WHAT IS REQUIRED> Reproduce the listing below exactly, minus its pictures.

INFORMATION GIVEN>
* * * * * * *

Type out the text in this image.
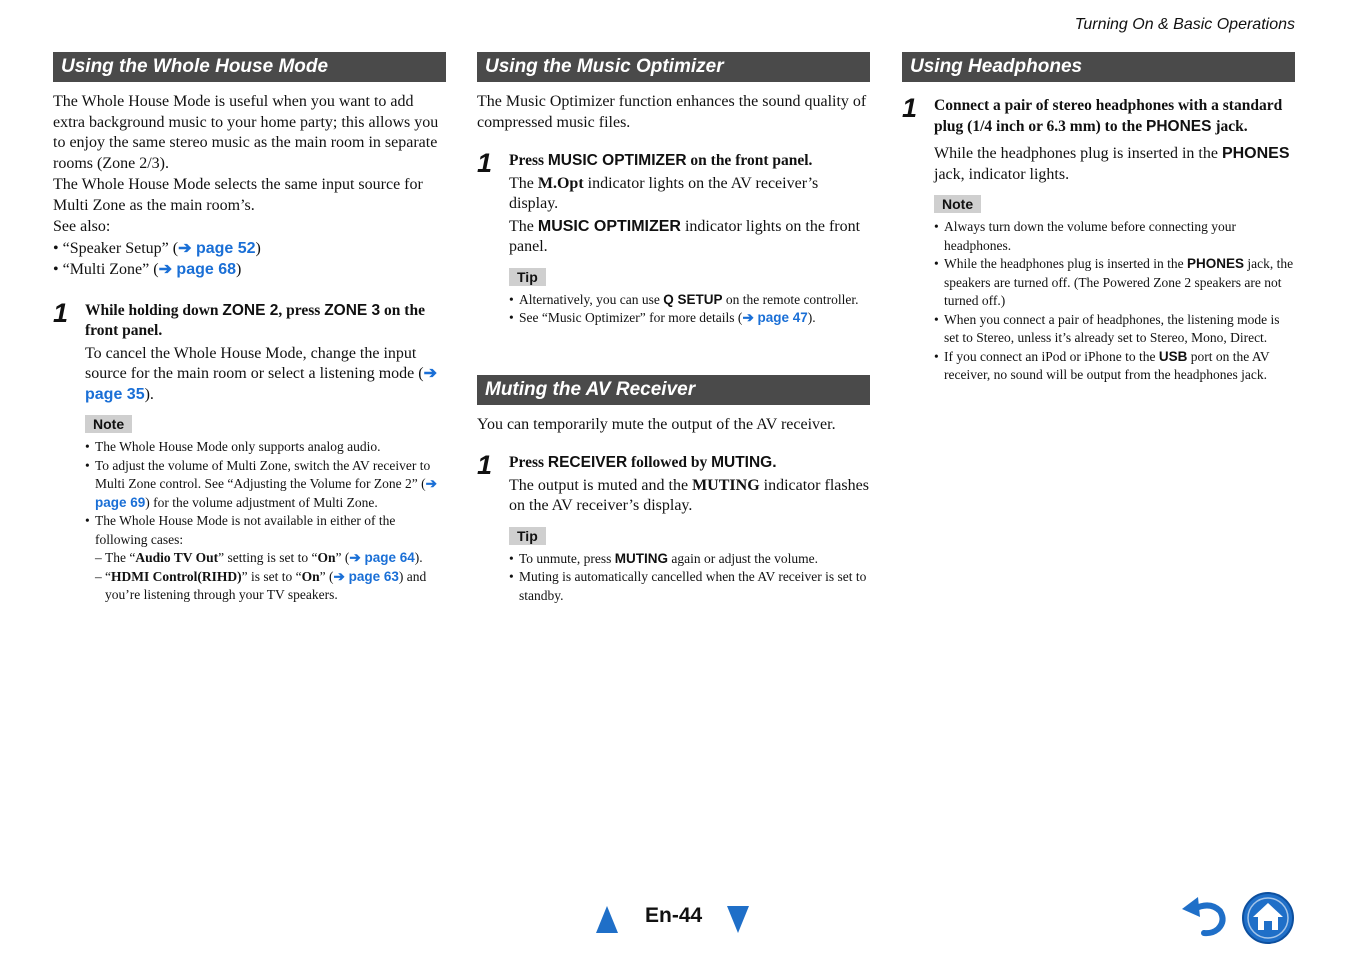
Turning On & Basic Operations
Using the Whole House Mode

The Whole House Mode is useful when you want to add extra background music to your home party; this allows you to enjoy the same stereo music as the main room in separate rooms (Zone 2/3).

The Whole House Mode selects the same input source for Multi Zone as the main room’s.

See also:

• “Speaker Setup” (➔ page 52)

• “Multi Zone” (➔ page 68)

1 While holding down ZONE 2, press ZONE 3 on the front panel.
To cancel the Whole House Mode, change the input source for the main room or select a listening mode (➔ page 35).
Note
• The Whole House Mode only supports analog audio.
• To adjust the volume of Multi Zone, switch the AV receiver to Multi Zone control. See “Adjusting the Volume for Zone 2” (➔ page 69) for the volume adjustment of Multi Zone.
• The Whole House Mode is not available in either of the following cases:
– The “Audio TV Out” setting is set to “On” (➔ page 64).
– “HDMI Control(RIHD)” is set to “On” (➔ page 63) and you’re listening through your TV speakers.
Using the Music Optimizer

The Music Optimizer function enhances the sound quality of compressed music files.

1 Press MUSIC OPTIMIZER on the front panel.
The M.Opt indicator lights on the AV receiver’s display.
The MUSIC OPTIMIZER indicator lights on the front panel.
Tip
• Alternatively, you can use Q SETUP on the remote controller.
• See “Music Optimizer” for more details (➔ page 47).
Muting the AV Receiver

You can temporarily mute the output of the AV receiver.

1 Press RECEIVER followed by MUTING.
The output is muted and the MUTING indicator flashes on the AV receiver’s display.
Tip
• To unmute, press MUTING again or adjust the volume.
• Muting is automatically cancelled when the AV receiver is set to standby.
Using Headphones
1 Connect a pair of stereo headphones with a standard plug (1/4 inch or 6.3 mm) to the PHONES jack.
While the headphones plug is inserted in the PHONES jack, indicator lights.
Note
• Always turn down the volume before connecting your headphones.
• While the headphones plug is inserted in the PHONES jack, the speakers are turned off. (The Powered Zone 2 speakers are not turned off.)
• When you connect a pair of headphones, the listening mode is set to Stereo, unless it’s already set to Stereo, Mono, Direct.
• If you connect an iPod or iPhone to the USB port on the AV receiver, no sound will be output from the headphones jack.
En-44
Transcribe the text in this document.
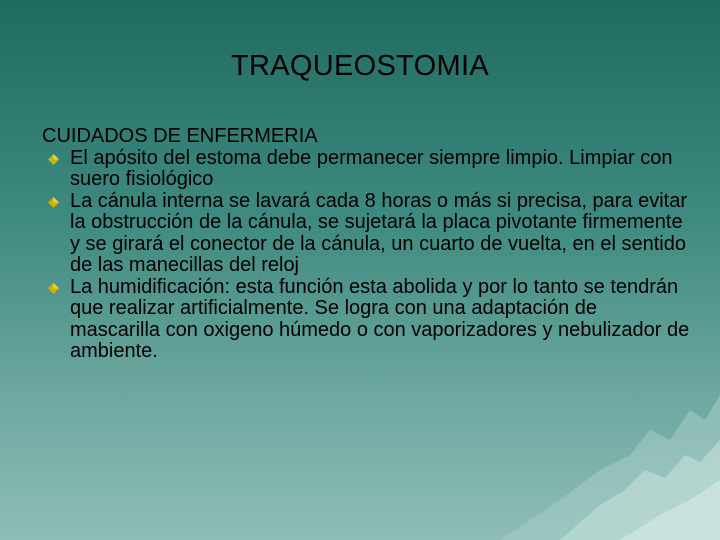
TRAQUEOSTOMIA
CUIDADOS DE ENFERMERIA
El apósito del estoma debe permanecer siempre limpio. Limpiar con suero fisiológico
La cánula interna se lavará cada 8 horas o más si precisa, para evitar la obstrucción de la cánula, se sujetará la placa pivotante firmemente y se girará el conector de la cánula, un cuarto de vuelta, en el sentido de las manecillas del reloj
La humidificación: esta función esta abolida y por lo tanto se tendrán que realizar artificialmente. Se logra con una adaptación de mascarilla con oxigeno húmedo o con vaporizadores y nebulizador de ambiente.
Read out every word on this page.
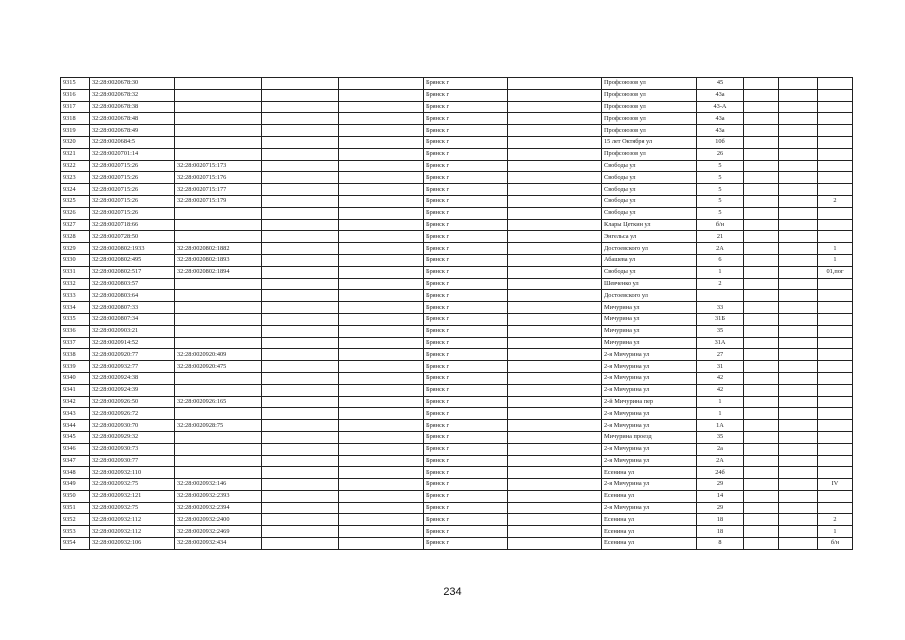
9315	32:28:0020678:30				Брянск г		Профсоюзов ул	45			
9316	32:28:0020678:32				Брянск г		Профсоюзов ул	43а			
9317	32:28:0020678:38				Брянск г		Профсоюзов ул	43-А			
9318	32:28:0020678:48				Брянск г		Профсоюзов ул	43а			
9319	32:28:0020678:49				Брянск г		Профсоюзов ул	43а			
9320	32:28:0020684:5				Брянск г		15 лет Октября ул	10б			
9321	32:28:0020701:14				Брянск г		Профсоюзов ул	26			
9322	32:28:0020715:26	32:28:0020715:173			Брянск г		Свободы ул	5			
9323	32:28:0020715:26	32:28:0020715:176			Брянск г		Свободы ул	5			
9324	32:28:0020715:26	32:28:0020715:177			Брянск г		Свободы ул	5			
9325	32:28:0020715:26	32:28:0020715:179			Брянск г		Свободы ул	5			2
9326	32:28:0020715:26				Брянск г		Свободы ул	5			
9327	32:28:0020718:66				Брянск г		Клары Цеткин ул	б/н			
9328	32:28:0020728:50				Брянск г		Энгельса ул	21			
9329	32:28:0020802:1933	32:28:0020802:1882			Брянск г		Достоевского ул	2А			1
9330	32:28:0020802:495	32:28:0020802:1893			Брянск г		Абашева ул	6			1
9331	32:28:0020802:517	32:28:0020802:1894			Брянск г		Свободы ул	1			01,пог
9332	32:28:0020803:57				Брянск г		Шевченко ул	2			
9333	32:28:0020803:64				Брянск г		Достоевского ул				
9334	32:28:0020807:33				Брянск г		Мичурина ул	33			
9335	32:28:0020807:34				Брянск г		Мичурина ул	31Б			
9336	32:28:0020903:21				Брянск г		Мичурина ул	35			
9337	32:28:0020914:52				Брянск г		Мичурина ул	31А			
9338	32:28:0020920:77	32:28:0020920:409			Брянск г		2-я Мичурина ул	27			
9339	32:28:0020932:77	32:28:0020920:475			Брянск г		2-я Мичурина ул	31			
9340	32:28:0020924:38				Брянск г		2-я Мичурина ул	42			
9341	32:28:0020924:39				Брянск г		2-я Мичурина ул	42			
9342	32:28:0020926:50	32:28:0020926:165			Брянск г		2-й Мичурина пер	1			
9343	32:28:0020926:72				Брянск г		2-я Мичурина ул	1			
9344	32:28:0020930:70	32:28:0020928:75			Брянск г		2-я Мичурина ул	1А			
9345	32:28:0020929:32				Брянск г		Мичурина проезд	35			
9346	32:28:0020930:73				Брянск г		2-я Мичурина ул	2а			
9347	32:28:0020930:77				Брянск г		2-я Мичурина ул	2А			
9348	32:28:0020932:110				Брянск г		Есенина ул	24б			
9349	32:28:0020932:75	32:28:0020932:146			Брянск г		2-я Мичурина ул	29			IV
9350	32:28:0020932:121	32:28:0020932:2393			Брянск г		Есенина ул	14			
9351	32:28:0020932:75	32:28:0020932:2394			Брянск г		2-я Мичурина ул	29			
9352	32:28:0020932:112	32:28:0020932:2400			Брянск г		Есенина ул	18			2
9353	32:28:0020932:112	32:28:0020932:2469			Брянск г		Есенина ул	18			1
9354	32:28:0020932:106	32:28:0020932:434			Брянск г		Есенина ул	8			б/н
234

* * * * * * *

RESPONSE TO THE TASK>
Type out the text in this image.
Turning On & Basic Operations
Using the Whole House Mode

The Whole House Mode is useful when you want to add extra background music to your home party; this allows you to enjoy the same stereo music as the main room in separate rooms (Zone 2/3).

The Whole House Mode selects the same input source for Multi Zone as the main room’s.

See also:

• “Speaker Setup” (➔ page 52)

• “Multi Zone” (➔ page 68)

1 While holding down ZONE 2, press ZONE 3 on the front panel.
To cancel the Whole House Mode, change the input source for the main room or select a listening mode (➔ page 35).
Note
• The Whole House Mode only supports analog audio.
• To adjust the volume of Multi Zone, switch the AV receiver to Multi Zone control. See “Adjusting the Volume for Zone 2” (➔ page 69) for the volume adjustment of Multi Zone.
• The Whole House Mode is not available in either of the following cases:
– The “Audio TV Out” setting is set to “On” (➔ page 64).
– “HDMI Control(RIHD)” is set to “On” (➔ page 63) and you’re listening through your TV speakers.
Using the Music Optimizer

The Music Optimizer function enhances the sound quality of compressed music files.

1 Press MUSIC OPTIMIZER on the front panel.
The M.Opt indicator lights on the AV receiver’s display.
The MUSIC OPTIMIZER indicator lights on the front panel.
Tip
• Alternatively, you can use Q SETUP on the remote controller.
• See “Music Optimizer” for more details (➔ page 47).
Muting the AV Receiver

You can temporarily mute the output of the AV receiver.

1 Press RECEIVER followed by MUTING.
The output is muted and the MUTING indicator flashes on the AV receiver’s display.
Tip
• To unmute, press MUTING again or adjust the volume.
• Muting is automatically cancelled when the AV receiver is set to standby.
Using Headphones
1 Connect a pair of stereo headphones with a standard plug (1/4 inch or 6.3 mm) to the PHONES jack.
While the headphones plug is inserted in the PHONES jack, indicator lights.
Note
• Always turn down the volume before connecting your headphones.
• While the headphones plug is inserted in the PHONES jack, the speakers are turned off. (The Powered Zone 2 speakers are not turned off.)
• When you connect a pair of headphones, the listening mode is set to Stereo, unless it’s already set to Stereo, Mono, Direct.
• If you connect an iPod or iPhone to the USB port on the AV receiver, no sound will be output from the headphones jack.
En-44
Transcribe the text in this document.
TRAQUEOSTOMIA
CUIDADOS DE ENFERMERIA
El apósito del estoma debe permanecer siempre limpio. Limpiar con suero fisiológico
La cánula interna se lavará cada 8 horas o más si precisa, para evitar la obstrucción de la cánula, se sujetará la placa pivotante firmemente y se girará el conector de la cánula, un cuarto de vuelta, en el sentido de las manecillas del reloj
La humidificación: esta función esta abolida y por lo tanto se tendrán que realizar artificialmente. Se logra con una adaptación de mascarilla con oxigeno húmedo o con vaporizadores y nebulizador de ambiente.
Read out every word on this page.
9315	32:28:0020678:30				Брянск г		Профсоюзов ул	45			
9316	32:28:0020678:32				Брянск г		Профсоюзов ул	43а			
9317	32:28:0020678:38				Брянск г		Профсоюзов ул	43-А			
9318	32:28:0020678:48				Брянск г		Профсоюзов ул	43а			
9319	32:28:0020678:49				Брянск г		Профсоюзов ул	43а			
9320	32:28:0020684:5				Брянск г		15 лет Октября ул	10б			
9321	32:28:0020701:14				Брянск г		Профсоюзов ул	26			
9322	32:28:0020715:26	32:28:0020715:173			Брянск г		Свободы ул	5			
9323	32:28:0020715:26	32:28:0020715:176			Брянск г		Свободы ул	5			
9324	32:28:0020715:26	32:28:0020715:177			Брянск г		Свободы ул	5			
9325	32:28:0020715:26	32:28:0020715:179			Брянск г		Свободы ул	5			2
9326	32:28:0020715:26				Брянск г		Свободы ул	5			
9327	32:28:0020718:66				Брянск г		Клары Цеткин ул	б/н			
9328	32:28:0020728:50				Брянск г		Энгельса ул	21			
9329	32:28:0020802:1933	32:28:0020802:1882			Брянск г		Достоевского ул	2А			1
9330	32:28:0020802:495	32:28:0020802:1893			Брянск г		Абашева ул	6			1
9331	32:28:0020802:517	32:28:0020802:1894			Брянск г		Свободы ул	1			01,пог
9332	32:28:0020803:57				Брянск г		Шевченко ул	2			
9333	32:28:0020803:64				Брянск г		Достоевского ул				
9334	32:28:0020807:33				Брянск г		Мичурина ул	33			
9335	32:28:0020807:34				Брянск г		Мичурина ул	31Б			
9336	32:28:0020903:21				Брянск г		Мичурина ул	35			
9337	32:28:0020914:52				Брянск г		Мичурина ул	31А			
9338	32:28:0020920:77	32:28:0020920:409			Брянск г		2-я Мичурина ул	27			
9339	32:28:0020932:77	32:28:0020920:475			Брянск г		2-я Мичурина ул	31			
9340	32:28:0020924:38				Брянск г		2-я Мичурина ул	42			
9341	32:28:0020924:39				Брянск г		2-я Мичурина ул	42			
9342	32:28:0020926:50	32:28:0020926:165			Брянск г		2-й Мичурина пер	1			
9343	32:28:0020926:72				Брянск г		2-я Мичурина ул	1			
9344	32:28:0020930:70	32:28:0020928:75			Брянск г		2-я Мичурина ул	1А			
9345	32:28:0020929:32				Брянск г		Мичурина проезд	35			
9346	32:28:0020930:73				Брянск г		2-я Мичурина ул	2а			
9347	32:28:0020930:77				Брянск г		2-я Мичурина ул	2А			
9348	32:28:0020932:110				Брянск г		Есенина ул	24б			
9349	32:28:0020932:75	32:28:0020932:146			Брянск г		2-я Мичурина ул	29			IV
9350	32:28:0020932:121	32:28:0020932:2393			Брянск г		Есенина ул	14			
9351	32:28:0020932:75	32:28:0020932:2394			Брянск г		2-я Мичурина ул	29			
9352	32:28:0020932:112	32:28:0020932:2400			Брянск г		Есенина ул	18			2
9353	32:28:0020932:112	32:28:0020932:2469			Брянск г		Есенина ул	18			1
9354	32:28:0020932:106	32:28:0020932:434			Брянск г		Есенина ул	8			б/н
234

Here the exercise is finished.